## Data lines
:::::

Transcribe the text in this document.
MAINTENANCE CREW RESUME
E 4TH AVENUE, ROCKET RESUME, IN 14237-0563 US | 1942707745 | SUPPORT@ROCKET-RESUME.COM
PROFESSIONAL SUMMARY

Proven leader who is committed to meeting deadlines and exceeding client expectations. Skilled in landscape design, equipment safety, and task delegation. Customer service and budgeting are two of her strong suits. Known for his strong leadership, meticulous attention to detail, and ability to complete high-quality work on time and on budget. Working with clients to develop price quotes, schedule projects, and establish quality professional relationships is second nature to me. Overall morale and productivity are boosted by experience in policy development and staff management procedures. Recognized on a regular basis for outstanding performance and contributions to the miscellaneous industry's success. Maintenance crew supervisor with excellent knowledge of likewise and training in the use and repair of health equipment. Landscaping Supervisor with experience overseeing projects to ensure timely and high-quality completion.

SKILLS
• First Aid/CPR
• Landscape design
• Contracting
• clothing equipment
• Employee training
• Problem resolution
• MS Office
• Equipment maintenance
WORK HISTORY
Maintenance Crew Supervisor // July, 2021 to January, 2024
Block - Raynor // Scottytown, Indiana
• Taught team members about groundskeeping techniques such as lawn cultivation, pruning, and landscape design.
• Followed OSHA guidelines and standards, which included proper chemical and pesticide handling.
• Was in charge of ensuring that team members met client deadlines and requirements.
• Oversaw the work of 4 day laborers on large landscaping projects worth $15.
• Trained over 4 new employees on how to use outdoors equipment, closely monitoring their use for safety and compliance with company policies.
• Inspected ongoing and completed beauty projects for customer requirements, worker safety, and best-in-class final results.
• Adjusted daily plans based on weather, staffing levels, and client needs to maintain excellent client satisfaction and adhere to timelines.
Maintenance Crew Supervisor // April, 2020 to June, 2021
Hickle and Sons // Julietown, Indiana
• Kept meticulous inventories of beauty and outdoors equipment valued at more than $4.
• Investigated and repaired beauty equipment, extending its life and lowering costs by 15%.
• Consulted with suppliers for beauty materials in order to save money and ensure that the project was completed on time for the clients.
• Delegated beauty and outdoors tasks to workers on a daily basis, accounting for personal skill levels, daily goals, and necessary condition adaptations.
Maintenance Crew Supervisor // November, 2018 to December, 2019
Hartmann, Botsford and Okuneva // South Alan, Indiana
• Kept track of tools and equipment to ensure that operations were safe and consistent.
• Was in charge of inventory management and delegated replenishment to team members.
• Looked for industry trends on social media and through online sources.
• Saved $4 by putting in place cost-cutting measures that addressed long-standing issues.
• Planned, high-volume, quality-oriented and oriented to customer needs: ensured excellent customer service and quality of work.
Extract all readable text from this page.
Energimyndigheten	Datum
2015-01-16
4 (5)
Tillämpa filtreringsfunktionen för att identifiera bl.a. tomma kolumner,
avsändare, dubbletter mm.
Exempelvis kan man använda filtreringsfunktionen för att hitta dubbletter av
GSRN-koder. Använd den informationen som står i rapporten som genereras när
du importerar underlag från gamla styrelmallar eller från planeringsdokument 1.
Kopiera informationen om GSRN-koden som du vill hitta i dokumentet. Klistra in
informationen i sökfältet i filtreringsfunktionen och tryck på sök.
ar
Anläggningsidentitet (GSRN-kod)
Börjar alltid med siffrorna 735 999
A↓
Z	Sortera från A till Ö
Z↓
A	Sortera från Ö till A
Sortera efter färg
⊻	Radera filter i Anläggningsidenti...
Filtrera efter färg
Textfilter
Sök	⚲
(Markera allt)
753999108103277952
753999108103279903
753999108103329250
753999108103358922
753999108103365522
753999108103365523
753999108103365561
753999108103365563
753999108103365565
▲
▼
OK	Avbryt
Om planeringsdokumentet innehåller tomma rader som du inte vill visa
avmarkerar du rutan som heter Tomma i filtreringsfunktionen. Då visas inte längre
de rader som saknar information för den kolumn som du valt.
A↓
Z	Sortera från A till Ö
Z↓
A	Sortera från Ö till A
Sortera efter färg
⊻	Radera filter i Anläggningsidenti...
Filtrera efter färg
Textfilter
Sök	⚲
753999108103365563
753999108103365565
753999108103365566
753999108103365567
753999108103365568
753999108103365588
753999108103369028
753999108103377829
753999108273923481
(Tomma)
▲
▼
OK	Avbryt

:::::

## Request
Collect every line from the records above that contains the word "dubbletter".

## Reply
avsändare, dubbletter mm.
Exempelvis kan man använda filtreringsfunktionen för att hitta dubbletter av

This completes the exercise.